*Instructions for the task*: Extract, from the listing that follows, each line containing the word "Green".

** start **

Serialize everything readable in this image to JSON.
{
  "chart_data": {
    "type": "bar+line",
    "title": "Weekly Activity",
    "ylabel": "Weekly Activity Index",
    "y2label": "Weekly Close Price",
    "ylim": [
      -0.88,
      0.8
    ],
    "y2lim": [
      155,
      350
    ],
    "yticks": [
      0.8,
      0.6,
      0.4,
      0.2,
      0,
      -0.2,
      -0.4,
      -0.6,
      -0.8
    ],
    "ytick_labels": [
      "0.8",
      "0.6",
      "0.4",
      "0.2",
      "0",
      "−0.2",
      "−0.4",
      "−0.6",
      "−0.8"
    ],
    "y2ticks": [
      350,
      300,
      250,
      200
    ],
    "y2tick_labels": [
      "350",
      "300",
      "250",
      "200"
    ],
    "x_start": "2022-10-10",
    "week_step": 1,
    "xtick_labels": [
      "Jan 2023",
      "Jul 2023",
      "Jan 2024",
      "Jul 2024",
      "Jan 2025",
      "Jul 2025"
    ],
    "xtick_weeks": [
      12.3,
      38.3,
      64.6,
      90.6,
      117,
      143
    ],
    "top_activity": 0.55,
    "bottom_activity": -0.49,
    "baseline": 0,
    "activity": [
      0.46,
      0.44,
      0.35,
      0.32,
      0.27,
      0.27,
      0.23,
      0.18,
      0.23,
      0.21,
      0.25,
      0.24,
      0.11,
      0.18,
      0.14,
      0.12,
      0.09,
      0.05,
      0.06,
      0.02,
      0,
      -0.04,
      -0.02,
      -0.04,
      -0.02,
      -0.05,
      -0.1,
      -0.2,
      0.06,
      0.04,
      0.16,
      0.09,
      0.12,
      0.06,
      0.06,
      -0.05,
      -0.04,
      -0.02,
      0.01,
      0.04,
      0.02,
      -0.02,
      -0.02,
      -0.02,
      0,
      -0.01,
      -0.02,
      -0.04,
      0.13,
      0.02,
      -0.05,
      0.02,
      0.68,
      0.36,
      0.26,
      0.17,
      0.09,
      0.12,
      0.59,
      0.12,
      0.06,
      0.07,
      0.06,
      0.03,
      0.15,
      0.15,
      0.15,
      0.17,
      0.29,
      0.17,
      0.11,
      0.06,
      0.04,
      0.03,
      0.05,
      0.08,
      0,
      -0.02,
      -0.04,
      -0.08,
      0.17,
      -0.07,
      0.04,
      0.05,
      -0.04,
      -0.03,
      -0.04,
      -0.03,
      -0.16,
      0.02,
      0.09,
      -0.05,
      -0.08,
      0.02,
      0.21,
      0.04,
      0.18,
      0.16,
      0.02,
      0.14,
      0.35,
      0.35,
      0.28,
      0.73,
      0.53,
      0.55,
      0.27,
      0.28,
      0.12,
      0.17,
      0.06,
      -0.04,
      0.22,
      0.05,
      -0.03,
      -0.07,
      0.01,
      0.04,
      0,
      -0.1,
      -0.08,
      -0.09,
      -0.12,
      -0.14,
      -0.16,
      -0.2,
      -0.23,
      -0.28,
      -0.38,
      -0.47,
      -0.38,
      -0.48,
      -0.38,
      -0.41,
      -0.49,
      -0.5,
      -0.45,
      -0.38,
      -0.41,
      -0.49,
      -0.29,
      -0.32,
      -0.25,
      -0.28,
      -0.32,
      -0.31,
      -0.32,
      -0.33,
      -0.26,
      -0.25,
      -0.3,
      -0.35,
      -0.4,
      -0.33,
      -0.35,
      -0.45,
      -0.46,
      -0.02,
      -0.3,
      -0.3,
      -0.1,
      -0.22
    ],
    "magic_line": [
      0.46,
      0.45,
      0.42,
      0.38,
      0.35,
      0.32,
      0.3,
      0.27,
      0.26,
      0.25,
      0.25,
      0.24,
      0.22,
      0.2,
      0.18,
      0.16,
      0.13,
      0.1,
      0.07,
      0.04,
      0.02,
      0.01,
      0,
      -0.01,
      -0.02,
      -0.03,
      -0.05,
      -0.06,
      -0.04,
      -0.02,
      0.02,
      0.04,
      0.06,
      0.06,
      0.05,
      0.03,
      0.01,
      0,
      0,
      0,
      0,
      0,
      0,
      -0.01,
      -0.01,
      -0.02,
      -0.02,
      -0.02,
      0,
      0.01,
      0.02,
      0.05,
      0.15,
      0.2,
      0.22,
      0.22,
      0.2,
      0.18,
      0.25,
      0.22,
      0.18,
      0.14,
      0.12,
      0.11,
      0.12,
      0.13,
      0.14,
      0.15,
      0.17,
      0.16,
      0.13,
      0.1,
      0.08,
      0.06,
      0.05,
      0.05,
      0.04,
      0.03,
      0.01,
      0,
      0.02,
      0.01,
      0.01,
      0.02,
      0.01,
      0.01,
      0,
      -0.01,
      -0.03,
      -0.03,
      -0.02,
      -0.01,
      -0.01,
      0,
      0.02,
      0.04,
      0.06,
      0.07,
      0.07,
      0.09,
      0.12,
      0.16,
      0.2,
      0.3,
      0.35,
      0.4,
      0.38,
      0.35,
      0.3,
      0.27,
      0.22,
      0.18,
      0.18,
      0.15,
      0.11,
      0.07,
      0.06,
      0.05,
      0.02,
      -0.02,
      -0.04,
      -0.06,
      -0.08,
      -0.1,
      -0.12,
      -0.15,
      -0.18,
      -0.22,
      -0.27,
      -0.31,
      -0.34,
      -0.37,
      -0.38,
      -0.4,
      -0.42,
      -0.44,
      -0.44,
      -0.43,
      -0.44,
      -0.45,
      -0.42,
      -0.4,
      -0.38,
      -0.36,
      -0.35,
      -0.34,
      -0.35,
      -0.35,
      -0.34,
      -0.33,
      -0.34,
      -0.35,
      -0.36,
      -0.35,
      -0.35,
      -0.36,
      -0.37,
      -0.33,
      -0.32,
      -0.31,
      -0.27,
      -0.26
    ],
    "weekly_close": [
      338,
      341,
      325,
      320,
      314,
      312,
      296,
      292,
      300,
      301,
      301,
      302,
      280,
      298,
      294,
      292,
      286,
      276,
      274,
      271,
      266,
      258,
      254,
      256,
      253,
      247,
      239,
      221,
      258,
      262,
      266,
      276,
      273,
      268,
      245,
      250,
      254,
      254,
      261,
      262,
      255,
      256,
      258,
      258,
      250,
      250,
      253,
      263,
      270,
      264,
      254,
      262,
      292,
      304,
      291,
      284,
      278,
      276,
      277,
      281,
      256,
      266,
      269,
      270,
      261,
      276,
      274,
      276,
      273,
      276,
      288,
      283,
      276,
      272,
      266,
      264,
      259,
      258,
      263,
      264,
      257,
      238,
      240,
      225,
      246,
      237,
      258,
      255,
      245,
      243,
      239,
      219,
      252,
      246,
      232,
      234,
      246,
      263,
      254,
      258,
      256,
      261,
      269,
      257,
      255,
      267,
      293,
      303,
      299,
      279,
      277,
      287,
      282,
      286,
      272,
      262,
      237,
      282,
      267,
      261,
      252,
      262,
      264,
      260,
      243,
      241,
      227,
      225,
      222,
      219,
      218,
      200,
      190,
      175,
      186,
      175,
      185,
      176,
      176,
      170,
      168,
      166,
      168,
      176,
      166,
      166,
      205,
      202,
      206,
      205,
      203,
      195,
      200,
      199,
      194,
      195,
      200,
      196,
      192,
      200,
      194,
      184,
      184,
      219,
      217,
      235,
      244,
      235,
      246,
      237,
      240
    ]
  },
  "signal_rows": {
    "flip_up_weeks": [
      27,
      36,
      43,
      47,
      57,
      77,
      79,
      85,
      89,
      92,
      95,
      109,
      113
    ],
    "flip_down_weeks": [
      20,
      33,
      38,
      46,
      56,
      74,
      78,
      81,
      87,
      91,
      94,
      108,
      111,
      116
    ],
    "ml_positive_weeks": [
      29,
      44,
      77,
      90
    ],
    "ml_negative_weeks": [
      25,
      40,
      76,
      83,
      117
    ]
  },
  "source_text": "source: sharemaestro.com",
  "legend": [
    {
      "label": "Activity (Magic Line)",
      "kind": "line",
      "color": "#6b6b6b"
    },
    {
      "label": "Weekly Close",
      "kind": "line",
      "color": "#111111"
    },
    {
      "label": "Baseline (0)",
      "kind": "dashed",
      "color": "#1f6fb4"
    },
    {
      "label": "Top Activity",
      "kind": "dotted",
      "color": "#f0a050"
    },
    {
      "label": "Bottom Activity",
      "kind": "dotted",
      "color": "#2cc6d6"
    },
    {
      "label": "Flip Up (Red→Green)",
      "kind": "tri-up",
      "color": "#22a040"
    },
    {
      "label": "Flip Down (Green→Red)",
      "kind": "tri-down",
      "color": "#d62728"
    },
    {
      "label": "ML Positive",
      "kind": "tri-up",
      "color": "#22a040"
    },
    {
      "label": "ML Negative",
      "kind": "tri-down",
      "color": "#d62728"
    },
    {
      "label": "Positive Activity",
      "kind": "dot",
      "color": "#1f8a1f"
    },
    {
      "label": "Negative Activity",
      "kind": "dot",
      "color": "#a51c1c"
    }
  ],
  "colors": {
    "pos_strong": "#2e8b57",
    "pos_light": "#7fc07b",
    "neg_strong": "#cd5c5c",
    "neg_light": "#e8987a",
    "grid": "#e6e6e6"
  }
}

** end **

*Task solution*:
      "label": "Flip Up (Red→Green)",
      "label": "Flip Down (Green→Red)",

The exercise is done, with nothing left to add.